- SET TASK -
What number of lines hold the word "name"? State that number and nothing besides.

- DATA ROWS -
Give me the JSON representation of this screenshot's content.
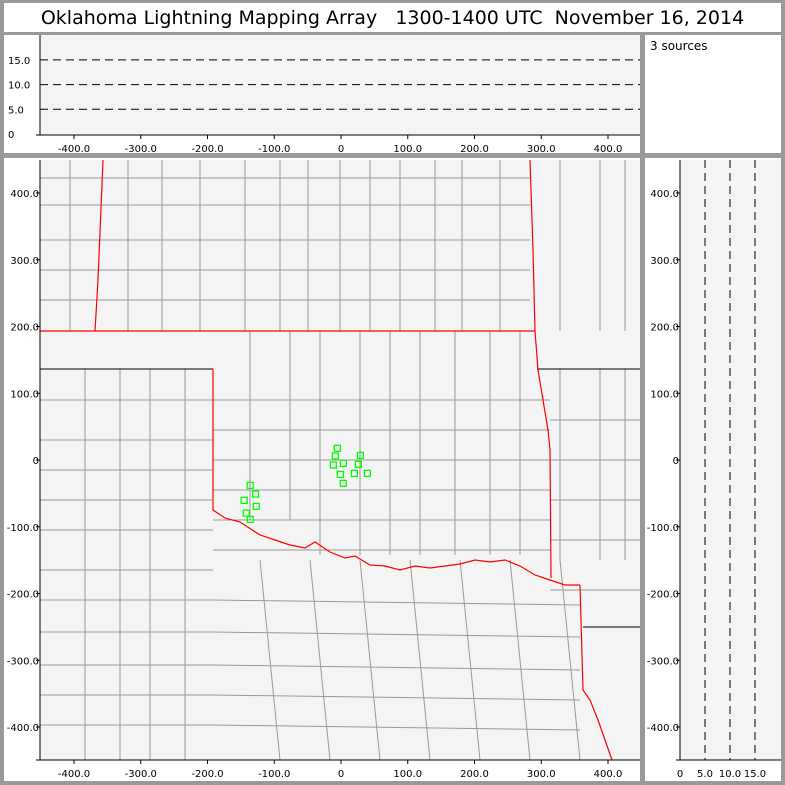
{
  "title": "Oklahoma Lightning Mapping Array   1300-1400 UTC  November 16, 2014",
  "source_count": "3 sources",
  "colors": {
    "background_panel": "#f4f4f4",
    "state_border": "#ff0000",
    "county_line": "#999999",
    "source_marker": "#00ff00",
    "frame": "#999999"
  },
  "top_panel": {
    "y_ticks": [
      "0",
      "5.0",
      "10.0",
      "15.0"
    ],
    "x_ticks": [
      "-400.0",
      "-300.0",
      "-200.0",
      "-100.0",
      "0",
      "100.0",
      "200.0",
      "300.0",
      "400.0"
    ]
  },
  "main_panel": {
    "x_ticks": [
      "-400.0",
      "-300.0",
      "-200.0",
      "-100.0",
      "0",
      "100.0",
      "200.0",
      "300.0",
      "400.0"
    ],
    "y_ticks": [
      "400.0",
      "300.0",
      "200.0",
      "100.0",
      "0",
      "-100.0",
      "-200.0",
      "-300.0",
      "-400.0"
    ]
  },
  "right_panel": {
    "x_ticks": [
      "0",
      "5.0",
      "10.0",
      "15.0"
    ],
    "y_ticks": [
      "400.0",
      "300.0",
      "200.0",
      "100.0",
      "0",
      "-100.0",
      "-200.0",
      "-300.0",
      "-400.0"
    ]
  },
  "sources_km": [
    [
      -5.5,
      17.5
    ],
    [
      -8.5,
      6
    ],
    [
      29,
      7
    ],
    [
      -11.5,
      -7.5
    ],
    [
      3.5,
      -5
    ],
    [
      26,
      -6.5
    ],
    [
      -1,
      -21.5
    ],
    [
      20,
      -20
    ],
    [
      39.5,
      -20
    ],
    [
      3.5,
      -35
    ],
    [
      -136,
      -38
    ],
    [
      -128,
      -51
    ],
    [
      -145,
      -60.5
    ],
    [
      -127,
      -69.5
    ],
    [
      -142,
      -79.5
    ],
    [
      -136,
      -89
    ]
  ]
}
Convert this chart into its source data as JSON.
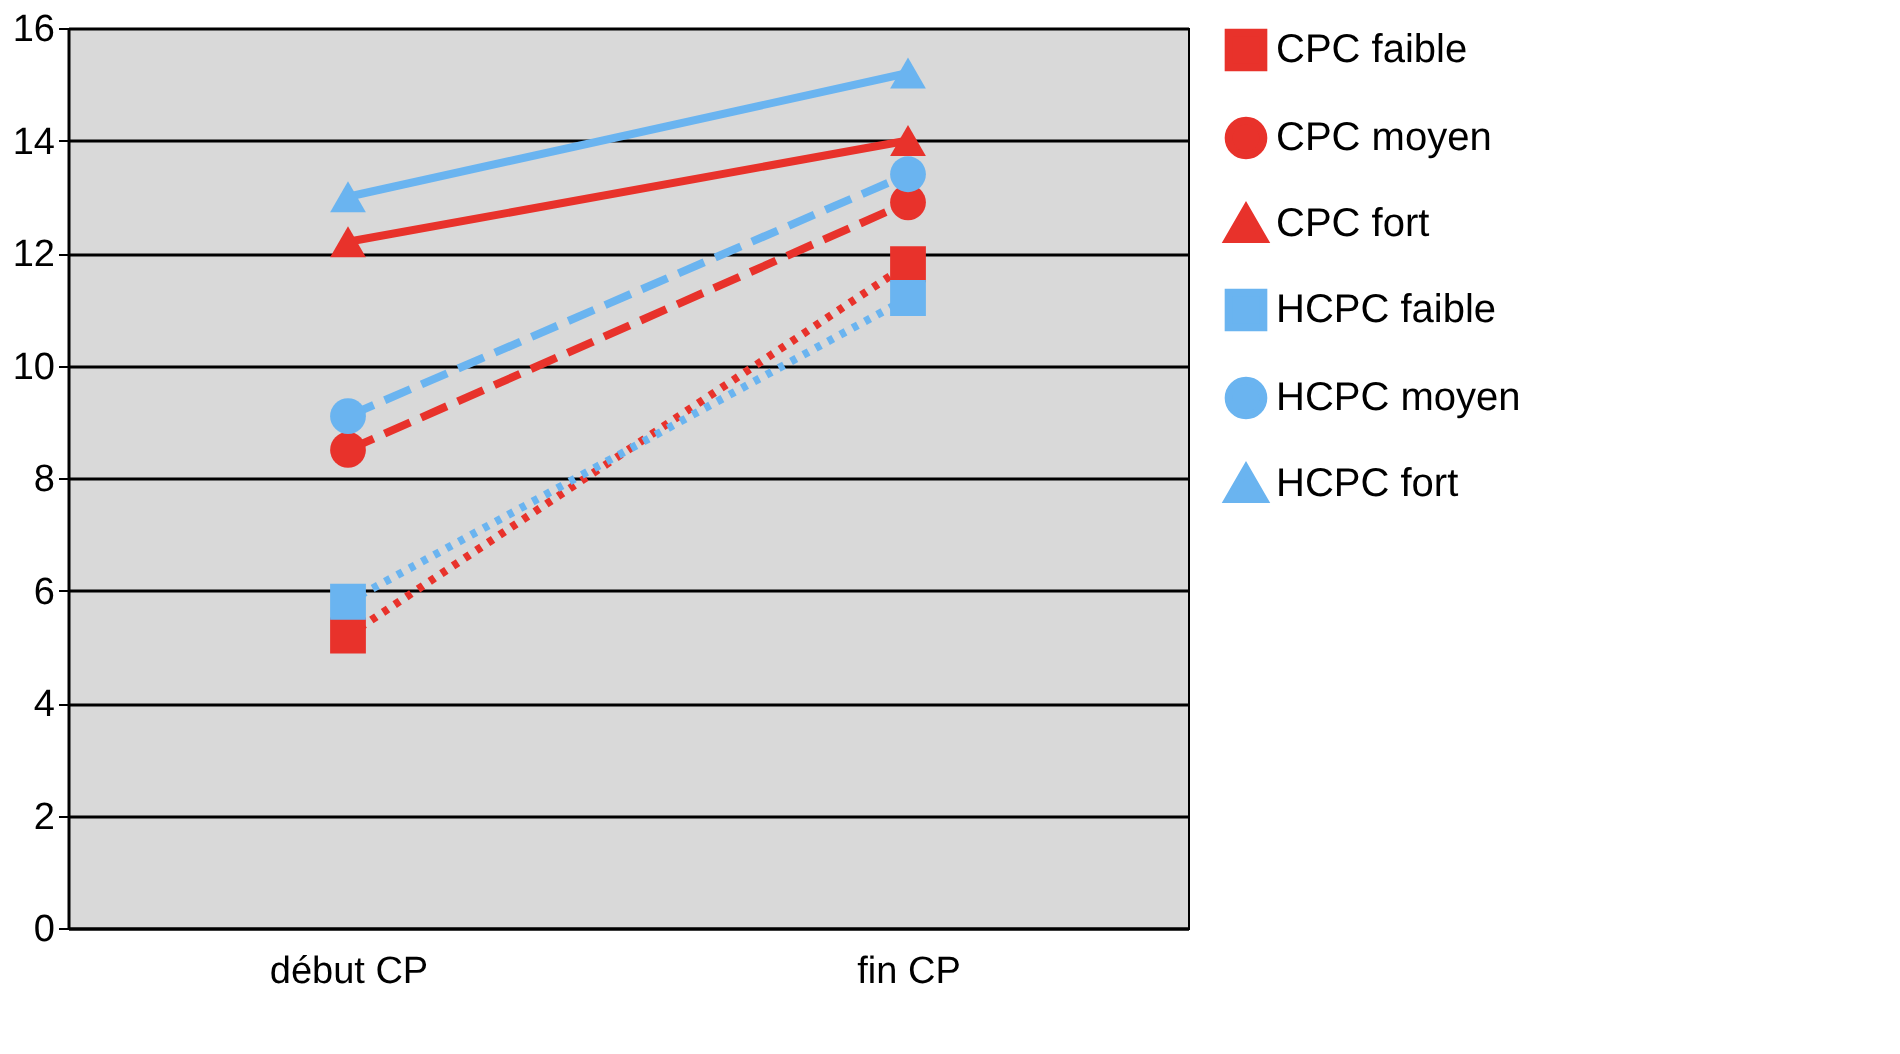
{
  "chart_data": {
    "type": "line",
    "categories": [
      "début CP",
      "fin CP"
    ],
    "series": [
      {
        "name": "CPC faible",
        "color": "#e8322b",
        "values": [
          5.2,
          11.8
        ],
        "marker": "square",
        "line_style": "dotted"
      },
      {
        "name": "CPC moyen",
        "color": "#e8322b",
        "values": [
          8.5,
          12.9
        ],
        "marker": "circle",
        "line_style": "dashed"
      },
      {
        "name": "CPC fort",
        "color": "#e8322b",
        "values": [
          12.2,
          14.0
        ],
        "marker": "triangle",
        "line_style": "solid"
      },
      {
        "name": "HCPC faible",
        "color": "#6ab4f0",
        "values": [
          5.8,
          11.2
        ],
        "marker": "square",
        "line_style": "dotted"
      },
      {
        "name": "HCPC moyen",
        "color": "#6ab4f0",
        "values": [
          9.1,
          13.4
        ],
        "marker": "circle",
        "line_style": "dashed"
      },
      {
        "name": "HCPC fort",
        "color": "#6ab4f0",
        "values": [
          13.0,
          15.2
        ],
        "marker": "triangle",
        "line_style": "solid"
      }
    ],
    "ylim": [
      0,
      16
    ],
    "yticks": [
      0,
      2,
      4,
      6,
      8,
      10,
      12,
      14,
      16
    ],
    "grid": "y",
    "legend": "right"
  }
}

- WORKED SOLUTION -
6